**Records to use**
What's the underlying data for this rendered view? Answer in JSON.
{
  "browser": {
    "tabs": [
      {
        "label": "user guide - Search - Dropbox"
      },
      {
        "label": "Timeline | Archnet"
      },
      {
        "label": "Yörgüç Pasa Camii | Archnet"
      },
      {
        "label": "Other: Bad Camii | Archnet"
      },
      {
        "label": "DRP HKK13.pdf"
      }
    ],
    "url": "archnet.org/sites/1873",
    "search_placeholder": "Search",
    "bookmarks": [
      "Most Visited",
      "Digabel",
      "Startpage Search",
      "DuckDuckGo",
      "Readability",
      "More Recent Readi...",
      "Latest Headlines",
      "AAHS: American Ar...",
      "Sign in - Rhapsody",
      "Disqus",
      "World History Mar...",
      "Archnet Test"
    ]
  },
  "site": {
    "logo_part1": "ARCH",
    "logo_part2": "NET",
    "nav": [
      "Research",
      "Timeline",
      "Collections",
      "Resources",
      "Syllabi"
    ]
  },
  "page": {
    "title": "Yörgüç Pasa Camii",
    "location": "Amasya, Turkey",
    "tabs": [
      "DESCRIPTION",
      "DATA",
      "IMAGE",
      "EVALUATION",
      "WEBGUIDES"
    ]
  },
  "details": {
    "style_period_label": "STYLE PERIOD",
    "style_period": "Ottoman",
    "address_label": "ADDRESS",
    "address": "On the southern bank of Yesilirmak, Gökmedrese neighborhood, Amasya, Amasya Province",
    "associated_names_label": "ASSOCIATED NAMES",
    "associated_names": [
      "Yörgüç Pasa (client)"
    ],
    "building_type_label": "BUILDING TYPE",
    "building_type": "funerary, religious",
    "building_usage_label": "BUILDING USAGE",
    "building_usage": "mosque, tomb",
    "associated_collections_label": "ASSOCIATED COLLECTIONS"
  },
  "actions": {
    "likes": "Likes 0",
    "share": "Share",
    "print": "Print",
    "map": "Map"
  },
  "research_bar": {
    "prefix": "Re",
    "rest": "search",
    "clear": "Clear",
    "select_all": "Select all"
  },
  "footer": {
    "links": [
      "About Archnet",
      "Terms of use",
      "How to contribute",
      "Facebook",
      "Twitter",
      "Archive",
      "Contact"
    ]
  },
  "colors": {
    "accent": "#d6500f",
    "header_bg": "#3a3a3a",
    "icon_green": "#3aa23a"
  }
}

**Task**
Faithfully transcribe the whole of the data.

**Problem solution**
What's the underlying data for this rendered view? Answer in JSON.
{
  "browser": {
    "tabs": [
      {
        "label": "user guide - Search - Dropbox"
      },
      {
        "label": "Timeline | Archnet"
      },
      {
        "label": "Yörgüç Pasa Camii | Archnet"
      },
      {
        "label": "Other: Bad Camii | Archnet"
      },
      {
        "label": "DRP HKK13.pdf"
      }
    ],
    "url": "archnet.org/sites/1873",
    "search_placeholder": "Search",
    "bookmarks": [
      "Most Visited",
      "Digabel",
      "Startpage Search",
      "DuckDuckGo",
      "Readability",
      "More Recent Readi...",
      "Latest Headlines",
      "AAHS: American Ar...",
      "Sign in - Rhapsody",
      "Disqus",
      "World History Mar...",
      "Archnet Test"
    ]
  },
  "site": {
    "logo_part1": "ARCH",
    "logo_part2": "NET",
    "nav": [
      "Research",
      "Timeline",
      "Collections",
      "Resources",
      "Syllabi"
    ]
  },
  "page": {
    "title": "Yörgüç Pasa Camii",
    "location": "Amasya, Turkey",
    "tabs": [
      "DESCRIPTION",
      "DATA",
      "IMAGE",
      "EVALUATION",
      "WEBGUIDES"
    ]
  },
  "details": {
    "style_period_label": "STYLE PERIOD",
    "style_period": "Ottoman",
    "address_label": "ADDRESS",
    "address": "On the southern bank of Yesilirmak, Gökmedrese neighborhood, Amasya, Amasya Province",
    "associated_names_label": "ASSOCIATED NAMES",
    "associated_names": [
      "Yörgüç Pasa (client)"
    ],
    "building_type_label": "BUILDING TYPE",
    "building_type": "funerary, religious",
    "building_usage_label": "BUILDING USAGE",
    "building_usage": "mosque, tomb",
    "associated_collections_label": "ASSOCIATED COLLECTIONS"
  },
  "actions": {
    "likes": "Likes 0",
    "share": "Share",
    "print": "Print",
    "map": "Map"
  },
  "research_bar": {
    "prefix": "Re",
    "rest": "search",
    "clear": "Clear",
    "select_all": "Select all"
  },
  "footer": {
    "links": [
      "About Archnet",
      "Terms of use",
      "How to contribute",
      "Facebook",
      "Twitter",
      "Archive",
      "Contact"
    ]
  },
  "colors": {
    "accent": "#d6500f",
    "header_bg": "#3a3a3a",
    "icon_green": "#3aa23a"
  }
}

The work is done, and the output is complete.